YOUR GOAL =
Look at each line of the listing. Copy those that hold the string "JSON".

EXERCISE DATA =
========================================================================

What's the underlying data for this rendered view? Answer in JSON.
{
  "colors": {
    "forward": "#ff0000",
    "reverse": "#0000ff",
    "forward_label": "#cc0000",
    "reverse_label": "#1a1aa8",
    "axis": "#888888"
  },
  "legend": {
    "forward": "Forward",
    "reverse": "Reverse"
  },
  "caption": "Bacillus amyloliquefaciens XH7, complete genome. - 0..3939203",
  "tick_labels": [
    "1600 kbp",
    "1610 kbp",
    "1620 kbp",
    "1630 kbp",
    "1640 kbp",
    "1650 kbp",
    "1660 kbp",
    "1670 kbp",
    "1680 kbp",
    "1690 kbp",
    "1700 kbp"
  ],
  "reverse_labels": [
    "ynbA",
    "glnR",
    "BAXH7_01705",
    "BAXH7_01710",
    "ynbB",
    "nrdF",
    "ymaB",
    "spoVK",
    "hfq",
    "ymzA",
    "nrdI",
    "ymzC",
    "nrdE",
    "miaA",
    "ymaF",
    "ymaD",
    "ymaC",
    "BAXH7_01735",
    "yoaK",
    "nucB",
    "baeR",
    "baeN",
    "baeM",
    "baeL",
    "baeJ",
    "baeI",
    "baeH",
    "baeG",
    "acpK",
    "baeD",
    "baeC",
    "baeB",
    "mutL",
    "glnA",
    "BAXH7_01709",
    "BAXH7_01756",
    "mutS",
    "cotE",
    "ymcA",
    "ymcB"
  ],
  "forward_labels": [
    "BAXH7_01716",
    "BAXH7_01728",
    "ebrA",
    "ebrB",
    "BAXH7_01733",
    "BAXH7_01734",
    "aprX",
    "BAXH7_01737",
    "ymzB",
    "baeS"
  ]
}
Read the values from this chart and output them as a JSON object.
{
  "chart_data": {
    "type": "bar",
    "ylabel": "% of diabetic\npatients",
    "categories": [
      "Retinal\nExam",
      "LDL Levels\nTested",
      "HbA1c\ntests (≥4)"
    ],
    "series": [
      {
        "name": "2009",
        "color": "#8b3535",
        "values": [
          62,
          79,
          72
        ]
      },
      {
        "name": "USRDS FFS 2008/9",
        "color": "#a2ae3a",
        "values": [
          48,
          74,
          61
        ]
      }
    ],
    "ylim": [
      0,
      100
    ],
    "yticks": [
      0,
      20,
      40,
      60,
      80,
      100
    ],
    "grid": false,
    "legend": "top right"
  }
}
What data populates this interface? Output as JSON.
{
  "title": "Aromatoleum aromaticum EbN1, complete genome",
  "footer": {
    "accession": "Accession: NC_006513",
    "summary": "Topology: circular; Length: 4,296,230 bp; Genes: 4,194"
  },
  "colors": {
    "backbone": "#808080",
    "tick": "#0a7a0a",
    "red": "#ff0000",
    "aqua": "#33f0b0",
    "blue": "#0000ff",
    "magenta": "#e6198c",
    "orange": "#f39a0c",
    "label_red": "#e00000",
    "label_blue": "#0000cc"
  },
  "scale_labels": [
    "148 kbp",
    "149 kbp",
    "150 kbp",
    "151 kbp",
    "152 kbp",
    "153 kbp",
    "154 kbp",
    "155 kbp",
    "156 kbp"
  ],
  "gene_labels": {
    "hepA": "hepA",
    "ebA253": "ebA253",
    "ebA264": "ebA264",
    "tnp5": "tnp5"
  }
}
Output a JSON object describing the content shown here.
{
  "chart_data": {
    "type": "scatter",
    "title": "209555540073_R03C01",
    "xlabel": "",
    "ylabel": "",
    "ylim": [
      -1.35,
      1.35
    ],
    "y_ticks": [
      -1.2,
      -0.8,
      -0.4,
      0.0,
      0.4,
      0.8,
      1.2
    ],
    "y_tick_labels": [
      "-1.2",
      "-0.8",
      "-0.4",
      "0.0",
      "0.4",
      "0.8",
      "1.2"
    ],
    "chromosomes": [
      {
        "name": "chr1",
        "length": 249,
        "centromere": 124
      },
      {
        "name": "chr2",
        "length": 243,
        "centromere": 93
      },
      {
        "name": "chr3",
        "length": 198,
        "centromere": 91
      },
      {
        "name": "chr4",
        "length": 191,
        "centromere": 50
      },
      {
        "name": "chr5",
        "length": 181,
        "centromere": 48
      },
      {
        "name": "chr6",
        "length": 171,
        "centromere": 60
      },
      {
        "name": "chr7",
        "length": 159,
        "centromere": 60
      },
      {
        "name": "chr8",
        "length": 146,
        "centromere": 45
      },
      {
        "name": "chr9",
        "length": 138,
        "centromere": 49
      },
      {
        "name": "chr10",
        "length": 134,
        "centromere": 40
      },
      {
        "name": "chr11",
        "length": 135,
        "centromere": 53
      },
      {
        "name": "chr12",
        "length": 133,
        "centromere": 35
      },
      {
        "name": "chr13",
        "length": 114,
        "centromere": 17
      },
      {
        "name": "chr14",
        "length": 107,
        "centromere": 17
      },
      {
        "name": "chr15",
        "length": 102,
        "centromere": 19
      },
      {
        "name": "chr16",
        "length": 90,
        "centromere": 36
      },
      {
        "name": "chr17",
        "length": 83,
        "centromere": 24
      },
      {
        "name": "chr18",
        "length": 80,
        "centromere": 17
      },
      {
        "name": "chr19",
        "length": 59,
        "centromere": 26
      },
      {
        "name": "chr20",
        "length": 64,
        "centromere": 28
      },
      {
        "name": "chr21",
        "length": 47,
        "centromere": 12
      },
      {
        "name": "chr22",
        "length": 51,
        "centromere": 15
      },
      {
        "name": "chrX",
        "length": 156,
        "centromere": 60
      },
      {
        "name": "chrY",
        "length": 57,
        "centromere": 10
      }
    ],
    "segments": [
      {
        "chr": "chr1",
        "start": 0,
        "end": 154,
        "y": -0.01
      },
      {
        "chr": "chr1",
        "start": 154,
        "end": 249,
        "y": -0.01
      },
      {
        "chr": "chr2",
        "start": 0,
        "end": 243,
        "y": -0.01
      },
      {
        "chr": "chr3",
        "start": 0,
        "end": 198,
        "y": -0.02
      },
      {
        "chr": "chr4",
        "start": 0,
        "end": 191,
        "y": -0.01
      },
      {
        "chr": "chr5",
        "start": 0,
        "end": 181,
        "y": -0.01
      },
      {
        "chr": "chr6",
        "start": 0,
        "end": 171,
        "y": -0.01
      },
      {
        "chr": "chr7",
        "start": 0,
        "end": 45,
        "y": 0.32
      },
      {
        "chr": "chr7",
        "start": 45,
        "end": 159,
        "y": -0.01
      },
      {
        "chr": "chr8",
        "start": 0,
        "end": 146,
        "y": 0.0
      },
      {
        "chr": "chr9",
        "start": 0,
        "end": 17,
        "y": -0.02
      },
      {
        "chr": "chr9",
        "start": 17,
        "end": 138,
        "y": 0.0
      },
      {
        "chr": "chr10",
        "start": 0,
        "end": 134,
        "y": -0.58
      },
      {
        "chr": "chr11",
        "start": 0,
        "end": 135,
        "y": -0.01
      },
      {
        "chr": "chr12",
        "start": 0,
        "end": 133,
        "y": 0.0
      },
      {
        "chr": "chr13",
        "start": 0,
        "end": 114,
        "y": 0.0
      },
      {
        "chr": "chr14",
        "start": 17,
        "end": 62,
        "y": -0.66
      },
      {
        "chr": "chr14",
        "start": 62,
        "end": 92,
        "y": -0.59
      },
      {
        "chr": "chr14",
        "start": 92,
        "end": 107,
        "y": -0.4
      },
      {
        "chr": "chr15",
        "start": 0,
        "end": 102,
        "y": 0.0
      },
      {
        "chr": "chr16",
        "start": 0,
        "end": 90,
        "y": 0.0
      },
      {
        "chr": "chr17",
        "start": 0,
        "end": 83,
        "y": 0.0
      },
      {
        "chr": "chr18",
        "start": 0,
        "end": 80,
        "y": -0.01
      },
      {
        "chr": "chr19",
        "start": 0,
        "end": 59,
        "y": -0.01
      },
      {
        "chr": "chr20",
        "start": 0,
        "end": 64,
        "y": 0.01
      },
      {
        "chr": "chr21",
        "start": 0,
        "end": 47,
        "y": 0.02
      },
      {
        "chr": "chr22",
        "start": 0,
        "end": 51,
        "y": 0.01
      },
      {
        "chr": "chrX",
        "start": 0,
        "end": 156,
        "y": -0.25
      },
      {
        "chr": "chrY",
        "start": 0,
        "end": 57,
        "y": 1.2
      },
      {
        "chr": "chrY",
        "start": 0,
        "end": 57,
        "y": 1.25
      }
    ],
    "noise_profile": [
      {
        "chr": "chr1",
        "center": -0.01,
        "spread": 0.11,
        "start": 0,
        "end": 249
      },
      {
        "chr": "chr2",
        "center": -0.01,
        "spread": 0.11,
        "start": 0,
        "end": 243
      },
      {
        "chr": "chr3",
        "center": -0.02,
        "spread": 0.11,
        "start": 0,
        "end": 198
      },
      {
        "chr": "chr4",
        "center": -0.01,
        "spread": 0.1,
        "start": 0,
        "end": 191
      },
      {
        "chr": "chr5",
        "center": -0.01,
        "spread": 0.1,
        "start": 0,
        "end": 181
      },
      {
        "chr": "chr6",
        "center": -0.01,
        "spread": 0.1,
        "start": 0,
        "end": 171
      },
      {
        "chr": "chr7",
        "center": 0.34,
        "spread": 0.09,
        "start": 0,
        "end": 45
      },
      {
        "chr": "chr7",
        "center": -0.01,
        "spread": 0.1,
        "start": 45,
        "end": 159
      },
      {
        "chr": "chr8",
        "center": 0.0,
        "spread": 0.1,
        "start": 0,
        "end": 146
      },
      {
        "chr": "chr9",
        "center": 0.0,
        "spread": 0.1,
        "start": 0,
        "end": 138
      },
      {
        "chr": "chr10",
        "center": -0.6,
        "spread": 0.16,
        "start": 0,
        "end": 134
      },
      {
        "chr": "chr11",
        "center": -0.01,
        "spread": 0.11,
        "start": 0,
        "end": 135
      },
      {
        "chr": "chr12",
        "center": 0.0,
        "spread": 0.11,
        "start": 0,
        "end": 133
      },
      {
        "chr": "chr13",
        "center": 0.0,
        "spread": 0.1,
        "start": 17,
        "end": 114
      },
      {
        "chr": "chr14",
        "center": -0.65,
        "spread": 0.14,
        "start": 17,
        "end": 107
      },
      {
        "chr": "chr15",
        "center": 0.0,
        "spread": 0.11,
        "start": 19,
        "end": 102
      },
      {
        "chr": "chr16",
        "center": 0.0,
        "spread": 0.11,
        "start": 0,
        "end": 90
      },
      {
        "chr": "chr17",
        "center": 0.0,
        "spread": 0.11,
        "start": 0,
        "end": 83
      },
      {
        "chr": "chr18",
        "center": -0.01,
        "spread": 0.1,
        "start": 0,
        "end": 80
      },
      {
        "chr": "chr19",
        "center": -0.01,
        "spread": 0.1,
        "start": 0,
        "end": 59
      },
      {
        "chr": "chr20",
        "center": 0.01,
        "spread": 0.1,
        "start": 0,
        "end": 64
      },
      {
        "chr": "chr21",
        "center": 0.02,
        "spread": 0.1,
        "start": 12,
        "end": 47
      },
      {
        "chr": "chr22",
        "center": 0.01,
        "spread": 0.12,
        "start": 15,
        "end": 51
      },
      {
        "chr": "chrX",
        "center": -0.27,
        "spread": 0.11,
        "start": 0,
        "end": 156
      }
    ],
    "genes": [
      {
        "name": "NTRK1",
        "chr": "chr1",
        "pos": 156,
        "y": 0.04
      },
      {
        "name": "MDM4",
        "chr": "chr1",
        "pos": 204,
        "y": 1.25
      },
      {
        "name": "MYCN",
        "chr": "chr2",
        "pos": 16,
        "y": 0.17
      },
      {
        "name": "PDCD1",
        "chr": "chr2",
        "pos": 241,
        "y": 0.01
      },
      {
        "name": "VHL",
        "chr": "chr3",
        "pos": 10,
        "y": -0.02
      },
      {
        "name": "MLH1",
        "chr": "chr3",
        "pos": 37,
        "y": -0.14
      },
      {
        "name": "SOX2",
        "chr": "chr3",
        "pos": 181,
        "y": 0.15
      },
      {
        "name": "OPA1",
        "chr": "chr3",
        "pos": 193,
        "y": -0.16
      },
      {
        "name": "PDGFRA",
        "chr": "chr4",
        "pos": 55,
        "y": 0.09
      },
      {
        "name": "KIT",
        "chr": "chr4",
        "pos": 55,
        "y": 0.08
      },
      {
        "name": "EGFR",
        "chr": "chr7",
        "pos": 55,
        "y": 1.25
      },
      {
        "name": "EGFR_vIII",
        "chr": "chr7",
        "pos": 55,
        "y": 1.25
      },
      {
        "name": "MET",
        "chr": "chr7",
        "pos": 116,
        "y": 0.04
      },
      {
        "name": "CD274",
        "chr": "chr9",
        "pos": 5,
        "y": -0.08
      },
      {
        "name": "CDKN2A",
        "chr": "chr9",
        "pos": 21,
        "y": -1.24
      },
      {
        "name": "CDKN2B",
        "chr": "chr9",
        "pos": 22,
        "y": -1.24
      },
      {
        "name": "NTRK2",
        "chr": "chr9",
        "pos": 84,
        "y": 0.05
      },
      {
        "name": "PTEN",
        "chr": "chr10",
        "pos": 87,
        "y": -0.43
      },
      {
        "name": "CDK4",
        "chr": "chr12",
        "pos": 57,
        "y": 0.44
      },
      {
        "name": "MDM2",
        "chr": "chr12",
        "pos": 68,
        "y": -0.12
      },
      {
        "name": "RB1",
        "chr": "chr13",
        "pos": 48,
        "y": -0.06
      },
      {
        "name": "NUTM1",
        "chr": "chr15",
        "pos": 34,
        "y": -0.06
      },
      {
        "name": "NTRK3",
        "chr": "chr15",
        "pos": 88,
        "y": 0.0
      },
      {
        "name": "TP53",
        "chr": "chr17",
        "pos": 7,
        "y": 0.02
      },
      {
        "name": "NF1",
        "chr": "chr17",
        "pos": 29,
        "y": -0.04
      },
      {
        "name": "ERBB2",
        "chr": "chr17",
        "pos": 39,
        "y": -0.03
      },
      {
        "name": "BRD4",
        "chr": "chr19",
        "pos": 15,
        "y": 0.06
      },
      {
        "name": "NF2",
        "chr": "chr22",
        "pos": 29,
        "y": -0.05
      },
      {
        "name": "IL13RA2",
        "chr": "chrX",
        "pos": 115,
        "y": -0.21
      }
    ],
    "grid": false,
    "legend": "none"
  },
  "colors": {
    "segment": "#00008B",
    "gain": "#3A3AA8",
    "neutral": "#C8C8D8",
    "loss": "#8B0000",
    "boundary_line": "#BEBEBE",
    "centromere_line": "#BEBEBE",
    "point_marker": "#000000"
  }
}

========================================================================

ANSWER TO THIS TASK =
What's the underlying data for this rendered view? Answer in JSON.
Read the values from this chart and output them as a JSON object.
What data populates this interface? Output as JSON.
Output a JSON object describing the content shown here.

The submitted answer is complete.